Records >>
= = = = = = =
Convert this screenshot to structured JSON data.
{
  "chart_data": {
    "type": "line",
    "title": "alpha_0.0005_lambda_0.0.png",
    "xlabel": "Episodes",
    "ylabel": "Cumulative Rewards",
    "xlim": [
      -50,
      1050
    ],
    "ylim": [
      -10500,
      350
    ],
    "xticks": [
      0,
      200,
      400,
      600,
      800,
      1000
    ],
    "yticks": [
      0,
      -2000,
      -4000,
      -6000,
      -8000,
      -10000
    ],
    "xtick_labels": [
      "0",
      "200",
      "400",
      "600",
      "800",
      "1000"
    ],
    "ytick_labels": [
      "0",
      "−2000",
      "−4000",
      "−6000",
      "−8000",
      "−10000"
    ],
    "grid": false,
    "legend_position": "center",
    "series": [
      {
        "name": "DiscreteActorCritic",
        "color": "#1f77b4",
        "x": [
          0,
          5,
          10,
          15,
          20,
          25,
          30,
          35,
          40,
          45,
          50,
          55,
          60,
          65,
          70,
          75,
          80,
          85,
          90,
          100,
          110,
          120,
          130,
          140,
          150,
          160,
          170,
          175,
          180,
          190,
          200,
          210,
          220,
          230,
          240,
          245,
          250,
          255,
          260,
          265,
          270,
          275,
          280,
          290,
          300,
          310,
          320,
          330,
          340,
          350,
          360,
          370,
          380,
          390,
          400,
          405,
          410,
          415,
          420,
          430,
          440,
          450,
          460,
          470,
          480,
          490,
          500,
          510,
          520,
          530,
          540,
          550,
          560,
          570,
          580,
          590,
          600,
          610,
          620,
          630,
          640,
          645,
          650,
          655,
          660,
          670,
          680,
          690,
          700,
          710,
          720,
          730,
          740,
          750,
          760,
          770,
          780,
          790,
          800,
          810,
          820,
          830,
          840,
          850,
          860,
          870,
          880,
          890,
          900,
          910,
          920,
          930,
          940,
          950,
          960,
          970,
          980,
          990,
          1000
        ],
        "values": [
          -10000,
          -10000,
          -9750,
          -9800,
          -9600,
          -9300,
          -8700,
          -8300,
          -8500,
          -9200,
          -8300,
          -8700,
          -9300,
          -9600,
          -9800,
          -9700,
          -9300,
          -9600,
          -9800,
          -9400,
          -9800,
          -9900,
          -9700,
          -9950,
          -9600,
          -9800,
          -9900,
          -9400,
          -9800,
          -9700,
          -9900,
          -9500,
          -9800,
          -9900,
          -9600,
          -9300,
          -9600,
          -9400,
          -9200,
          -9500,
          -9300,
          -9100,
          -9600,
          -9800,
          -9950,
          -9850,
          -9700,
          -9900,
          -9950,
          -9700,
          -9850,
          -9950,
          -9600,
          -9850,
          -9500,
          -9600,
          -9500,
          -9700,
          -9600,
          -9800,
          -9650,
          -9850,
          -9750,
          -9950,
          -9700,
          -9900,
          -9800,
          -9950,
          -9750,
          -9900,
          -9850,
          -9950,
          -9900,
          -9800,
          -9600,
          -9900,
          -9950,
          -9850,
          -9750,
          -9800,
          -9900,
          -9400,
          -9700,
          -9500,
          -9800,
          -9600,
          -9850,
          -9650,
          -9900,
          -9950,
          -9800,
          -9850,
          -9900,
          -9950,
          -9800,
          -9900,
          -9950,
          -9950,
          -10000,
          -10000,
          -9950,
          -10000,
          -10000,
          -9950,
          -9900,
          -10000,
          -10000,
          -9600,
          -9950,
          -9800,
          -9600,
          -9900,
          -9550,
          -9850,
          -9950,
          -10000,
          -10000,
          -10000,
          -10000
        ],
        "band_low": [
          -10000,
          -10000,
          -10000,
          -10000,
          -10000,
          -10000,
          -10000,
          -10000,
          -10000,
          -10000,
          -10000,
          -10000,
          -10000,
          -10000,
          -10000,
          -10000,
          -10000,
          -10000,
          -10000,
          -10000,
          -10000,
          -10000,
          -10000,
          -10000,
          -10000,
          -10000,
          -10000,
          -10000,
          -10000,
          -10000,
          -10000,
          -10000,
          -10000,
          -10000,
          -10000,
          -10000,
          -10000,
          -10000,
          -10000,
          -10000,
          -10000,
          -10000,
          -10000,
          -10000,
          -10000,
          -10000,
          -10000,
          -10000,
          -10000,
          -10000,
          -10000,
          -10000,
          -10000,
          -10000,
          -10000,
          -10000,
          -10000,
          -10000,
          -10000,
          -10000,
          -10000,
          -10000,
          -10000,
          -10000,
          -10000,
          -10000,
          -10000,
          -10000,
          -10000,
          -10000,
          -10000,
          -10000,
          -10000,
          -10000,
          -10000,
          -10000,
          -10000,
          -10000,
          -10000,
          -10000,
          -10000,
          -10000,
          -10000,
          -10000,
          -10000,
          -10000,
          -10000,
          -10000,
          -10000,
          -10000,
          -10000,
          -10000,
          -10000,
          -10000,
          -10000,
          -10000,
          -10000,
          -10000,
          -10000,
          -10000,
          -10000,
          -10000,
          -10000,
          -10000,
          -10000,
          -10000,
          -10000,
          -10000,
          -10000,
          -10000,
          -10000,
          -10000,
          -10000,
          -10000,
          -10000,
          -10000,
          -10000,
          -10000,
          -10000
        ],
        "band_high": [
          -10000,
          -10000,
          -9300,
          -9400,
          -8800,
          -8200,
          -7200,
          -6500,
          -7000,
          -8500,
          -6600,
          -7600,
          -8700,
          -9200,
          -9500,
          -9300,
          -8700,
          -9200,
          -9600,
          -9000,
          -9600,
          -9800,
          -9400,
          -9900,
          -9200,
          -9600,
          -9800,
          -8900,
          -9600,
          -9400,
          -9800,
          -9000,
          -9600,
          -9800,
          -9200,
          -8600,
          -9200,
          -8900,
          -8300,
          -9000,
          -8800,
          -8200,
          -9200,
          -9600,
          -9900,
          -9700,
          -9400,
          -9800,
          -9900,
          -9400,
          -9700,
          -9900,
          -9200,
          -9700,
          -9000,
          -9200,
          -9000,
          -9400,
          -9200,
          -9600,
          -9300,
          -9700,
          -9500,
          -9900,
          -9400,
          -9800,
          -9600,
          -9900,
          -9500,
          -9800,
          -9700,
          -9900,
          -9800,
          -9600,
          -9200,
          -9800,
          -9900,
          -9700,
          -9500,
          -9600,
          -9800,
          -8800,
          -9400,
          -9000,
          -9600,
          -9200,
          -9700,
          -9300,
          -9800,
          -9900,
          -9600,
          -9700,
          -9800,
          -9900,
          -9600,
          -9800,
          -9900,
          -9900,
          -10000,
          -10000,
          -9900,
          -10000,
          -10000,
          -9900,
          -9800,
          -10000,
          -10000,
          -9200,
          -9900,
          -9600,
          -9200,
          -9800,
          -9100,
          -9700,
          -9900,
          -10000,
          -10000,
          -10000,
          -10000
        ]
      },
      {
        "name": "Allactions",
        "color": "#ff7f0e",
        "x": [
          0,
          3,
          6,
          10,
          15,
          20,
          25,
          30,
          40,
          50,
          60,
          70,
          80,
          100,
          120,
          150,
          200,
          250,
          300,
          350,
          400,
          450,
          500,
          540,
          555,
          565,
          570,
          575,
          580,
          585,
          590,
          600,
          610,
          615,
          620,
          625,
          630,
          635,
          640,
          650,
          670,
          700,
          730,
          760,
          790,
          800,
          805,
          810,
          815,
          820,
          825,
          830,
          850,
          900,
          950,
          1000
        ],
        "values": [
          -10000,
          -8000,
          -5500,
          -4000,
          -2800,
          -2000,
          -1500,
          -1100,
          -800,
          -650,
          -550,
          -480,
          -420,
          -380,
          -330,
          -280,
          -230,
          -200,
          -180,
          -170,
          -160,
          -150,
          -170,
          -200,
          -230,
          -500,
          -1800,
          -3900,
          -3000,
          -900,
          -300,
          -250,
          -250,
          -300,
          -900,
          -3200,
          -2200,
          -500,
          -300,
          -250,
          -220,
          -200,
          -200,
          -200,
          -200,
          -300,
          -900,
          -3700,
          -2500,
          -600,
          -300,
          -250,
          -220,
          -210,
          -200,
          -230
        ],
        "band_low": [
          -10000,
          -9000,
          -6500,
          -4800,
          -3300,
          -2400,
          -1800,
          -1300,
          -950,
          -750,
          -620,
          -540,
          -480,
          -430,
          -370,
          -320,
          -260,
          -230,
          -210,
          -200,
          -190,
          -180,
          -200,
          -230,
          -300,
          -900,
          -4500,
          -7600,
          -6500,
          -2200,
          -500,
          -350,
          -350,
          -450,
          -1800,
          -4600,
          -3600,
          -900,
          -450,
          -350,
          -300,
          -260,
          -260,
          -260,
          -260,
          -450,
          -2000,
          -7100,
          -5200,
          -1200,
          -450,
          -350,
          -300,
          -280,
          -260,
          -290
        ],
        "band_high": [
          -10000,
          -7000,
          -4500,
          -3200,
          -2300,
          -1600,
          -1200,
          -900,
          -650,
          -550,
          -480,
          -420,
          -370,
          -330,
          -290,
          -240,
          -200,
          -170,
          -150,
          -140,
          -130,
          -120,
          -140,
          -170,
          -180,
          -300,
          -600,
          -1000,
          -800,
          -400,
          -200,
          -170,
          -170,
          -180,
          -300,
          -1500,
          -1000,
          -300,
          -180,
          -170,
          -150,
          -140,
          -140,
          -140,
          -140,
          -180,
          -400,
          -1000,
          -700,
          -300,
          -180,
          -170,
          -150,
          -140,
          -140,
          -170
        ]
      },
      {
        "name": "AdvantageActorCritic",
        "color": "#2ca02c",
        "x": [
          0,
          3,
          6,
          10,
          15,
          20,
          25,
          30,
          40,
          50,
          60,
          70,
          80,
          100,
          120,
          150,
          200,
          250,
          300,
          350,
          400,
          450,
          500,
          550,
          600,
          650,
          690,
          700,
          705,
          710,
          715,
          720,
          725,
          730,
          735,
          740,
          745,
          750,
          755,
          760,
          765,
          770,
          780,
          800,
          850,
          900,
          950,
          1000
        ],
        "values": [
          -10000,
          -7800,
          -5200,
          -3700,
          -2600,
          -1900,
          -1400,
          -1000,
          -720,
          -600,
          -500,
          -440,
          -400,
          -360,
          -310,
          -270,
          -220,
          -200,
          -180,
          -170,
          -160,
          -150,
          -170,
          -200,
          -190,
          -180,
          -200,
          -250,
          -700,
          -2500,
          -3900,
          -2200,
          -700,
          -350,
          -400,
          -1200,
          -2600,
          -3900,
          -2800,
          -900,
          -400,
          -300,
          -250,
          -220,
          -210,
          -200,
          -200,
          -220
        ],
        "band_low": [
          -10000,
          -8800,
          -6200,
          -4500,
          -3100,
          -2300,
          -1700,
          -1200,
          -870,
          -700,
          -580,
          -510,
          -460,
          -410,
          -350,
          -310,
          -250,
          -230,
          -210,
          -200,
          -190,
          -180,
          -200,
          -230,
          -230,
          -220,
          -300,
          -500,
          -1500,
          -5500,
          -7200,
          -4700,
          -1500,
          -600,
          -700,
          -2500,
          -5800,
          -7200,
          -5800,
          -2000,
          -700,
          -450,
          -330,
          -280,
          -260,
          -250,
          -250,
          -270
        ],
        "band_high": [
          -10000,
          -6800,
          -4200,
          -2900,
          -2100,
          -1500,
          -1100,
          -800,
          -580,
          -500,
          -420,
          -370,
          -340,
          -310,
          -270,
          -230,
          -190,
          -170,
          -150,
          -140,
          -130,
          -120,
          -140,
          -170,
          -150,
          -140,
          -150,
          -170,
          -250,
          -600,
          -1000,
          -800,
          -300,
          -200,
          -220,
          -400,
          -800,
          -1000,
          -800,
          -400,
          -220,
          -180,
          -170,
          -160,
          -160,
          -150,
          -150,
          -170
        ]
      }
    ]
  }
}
= = = = = = =
Aim of the exercise >>
From the data above, work out how many lines contain the string "name" and reply with only the number.

Answer to the exercise >>
3